What is expected:
In the data below, find every line that has the string "ylabel", and copy it.

Data records:
╔══
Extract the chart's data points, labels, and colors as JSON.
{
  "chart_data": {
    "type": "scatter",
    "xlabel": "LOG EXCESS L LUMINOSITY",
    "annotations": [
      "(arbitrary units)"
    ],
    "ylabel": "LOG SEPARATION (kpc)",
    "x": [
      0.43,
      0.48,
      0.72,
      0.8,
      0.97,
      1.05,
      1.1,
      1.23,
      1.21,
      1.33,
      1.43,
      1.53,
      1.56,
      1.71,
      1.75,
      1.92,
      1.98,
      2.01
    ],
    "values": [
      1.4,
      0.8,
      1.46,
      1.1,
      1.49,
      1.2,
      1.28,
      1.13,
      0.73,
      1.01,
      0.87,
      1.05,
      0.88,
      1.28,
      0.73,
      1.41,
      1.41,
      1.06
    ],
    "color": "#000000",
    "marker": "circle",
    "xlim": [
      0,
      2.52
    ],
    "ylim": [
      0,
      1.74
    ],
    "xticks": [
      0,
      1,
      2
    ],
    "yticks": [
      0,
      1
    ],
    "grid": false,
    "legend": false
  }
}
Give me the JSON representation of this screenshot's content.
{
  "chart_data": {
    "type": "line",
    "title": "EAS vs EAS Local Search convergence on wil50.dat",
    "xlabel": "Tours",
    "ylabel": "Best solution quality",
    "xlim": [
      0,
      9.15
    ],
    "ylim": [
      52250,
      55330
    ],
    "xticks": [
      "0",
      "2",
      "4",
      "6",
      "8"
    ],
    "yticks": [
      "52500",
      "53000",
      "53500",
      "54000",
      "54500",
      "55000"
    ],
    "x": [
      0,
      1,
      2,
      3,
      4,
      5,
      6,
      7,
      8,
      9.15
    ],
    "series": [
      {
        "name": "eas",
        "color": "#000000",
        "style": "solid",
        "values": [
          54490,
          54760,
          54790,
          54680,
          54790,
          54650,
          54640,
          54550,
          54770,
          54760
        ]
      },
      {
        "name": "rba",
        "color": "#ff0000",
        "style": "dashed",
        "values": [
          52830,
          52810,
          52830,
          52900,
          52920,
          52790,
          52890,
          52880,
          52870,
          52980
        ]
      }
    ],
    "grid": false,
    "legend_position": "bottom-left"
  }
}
╚══
Completed task:
    "ylabel": "LOG SEPARATION (kpc)",
    "ylabel": "Best solution quality",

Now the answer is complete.